** begin Records for processing **
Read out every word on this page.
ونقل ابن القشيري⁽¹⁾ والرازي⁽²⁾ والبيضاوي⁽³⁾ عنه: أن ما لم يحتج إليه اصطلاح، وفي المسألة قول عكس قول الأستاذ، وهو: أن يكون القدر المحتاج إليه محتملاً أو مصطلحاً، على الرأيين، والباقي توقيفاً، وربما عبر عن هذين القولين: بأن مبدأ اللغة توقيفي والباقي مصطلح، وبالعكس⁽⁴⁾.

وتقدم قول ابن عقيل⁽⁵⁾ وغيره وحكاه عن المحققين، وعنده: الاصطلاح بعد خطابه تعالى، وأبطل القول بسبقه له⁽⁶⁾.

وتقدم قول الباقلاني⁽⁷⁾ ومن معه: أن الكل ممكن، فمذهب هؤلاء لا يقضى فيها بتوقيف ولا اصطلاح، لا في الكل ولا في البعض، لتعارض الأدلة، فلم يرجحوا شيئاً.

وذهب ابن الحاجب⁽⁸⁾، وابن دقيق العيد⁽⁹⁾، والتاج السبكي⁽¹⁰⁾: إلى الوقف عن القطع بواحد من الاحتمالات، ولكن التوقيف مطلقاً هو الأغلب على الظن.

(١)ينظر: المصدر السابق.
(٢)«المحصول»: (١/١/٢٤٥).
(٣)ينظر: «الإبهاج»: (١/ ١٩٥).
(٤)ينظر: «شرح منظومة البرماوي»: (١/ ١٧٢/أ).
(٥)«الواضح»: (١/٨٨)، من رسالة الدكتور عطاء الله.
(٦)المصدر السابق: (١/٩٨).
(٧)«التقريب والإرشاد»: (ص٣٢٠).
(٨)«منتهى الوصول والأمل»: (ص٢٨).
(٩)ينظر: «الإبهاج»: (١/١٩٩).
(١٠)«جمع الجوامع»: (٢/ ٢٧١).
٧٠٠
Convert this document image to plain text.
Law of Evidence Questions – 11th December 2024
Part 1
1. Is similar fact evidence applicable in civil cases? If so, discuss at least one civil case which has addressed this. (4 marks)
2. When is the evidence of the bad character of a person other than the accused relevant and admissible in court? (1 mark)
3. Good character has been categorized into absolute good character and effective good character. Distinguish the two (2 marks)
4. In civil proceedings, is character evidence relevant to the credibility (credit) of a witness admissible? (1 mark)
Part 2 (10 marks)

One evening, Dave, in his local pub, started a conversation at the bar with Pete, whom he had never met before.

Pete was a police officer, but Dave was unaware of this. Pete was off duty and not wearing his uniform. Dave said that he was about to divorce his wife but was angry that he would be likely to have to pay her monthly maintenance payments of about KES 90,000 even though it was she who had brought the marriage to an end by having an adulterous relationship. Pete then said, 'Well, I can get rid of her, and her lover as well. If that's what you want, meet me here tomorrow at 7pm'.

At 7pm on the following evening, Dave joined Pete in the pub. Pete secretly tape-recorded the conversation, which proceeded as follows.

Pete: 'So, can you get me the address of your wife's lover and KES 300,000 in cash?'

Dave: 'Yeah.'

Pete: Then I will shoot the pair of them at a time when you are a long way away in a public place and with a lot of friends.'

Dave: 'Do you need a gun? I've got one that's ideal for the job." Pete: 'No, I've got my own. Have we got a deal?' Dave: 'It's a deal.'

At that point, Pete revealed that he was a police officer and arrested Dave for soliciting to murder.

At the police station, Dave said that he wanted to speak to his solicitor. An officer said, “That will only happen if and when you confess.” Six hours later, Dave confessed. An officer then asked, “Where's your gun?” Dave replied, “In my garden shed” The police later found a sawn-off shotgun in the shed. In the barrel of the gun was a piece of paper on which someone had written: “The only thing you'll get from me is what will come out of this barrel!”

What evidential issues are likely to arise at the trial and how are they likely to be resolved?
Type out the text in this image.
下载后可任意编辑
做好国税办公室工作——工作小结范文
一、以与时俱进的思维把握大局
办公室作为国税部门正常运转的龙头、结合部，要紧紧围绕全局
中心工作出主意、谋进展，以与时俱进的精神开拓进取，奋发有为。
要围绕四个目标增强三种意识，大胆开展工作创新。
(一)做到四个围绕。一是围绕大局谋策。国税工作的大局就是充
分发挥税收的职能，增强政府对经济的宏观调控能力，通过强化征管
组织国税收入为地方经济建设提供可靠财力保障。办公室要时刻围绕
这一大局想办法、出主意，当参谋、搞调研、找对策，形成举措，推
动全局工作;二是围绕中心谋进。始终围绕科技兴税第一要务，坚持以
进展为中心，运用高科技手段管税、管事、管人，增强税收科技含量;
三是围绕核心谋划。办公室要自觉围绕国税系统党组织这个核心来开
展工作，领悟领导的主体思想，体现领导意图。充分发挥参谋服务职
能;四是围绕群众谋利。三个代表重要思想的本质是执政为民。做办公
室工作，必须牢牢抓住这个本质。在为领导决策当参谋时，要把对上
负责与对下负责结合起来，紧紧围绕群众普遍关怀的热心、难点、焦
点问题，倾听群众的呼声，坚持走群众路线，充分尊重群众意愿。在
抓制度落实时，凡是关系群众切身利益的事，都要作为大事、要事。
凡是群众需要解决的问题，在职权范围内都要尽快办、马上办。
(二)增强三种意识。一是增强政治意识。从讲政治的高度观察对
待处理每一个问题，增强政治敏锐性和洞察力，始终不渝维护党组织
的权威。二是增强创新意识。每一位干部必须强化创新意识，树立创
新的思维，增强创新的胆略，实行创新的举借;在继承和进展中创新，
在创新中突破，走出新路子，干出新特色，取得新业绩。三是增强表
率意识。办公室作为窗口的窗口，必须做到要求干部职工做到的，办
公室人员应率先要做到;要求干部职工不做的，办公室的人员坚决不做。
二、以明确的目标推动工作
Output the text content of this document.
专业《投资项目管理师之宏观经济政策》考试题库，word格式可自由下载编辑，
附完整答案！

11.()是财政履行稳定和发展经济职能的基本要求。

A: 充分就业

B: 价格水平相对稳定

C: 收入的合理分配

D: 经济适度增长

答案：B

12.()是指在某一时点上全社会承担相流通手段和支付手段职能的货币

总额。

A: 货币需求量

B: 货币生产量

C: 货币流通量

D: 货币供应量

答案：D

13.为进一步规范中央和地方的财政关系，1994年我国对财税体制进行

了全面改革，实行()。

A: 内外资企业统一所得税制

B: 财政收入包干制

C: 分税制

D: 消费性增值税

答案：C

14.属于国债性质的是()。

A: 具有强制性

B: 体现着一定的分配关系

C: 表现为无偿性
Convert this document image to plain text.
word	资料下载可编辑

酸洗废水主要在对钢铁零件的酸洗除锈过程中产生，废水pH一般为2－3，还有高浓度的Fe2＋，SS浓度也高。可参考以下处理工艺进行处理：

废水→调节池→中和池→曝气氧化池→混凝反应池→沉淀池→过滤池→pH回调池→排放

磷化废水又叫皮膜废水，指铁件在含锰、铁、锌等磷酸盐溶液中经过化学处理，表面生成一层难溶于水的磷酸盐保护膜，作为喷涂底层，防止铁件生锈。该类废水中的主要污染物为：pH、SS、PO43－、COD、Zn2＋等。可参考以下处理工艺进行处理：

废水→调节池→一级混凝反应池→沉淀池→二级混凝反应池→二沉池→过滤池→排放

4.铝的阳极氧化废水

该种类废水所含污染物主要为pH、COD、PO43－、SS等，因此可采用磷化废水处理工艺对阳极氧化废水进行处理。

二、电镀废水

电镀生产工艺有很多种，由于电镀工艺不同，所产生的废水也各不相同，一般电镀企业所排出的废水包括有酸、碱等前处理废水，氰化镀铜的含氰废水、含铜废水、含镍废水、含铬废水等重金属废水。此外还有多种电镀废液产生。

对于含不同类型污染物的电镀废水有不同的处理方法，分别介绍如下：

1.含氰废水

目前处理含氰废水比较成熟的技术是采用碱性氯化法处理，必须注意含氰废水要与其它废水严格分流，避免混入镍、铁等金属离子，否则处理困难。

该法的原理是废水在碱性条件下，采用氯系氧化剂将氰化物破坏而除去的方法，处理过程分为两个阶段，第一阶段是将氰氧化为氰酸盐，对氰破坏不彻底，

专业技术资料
** end Records for processing **
**Short problem:**
Copy out all lines that carry the word "evening".

**Response:**
One evening, Dave, in his local pub, started a conversation at the bar with Pete, whom he had never met before.
At 7pm on the following evening, Dave joined Pete in the pub. Pete secretly tape-recorded the conversation, which proceeded as follows.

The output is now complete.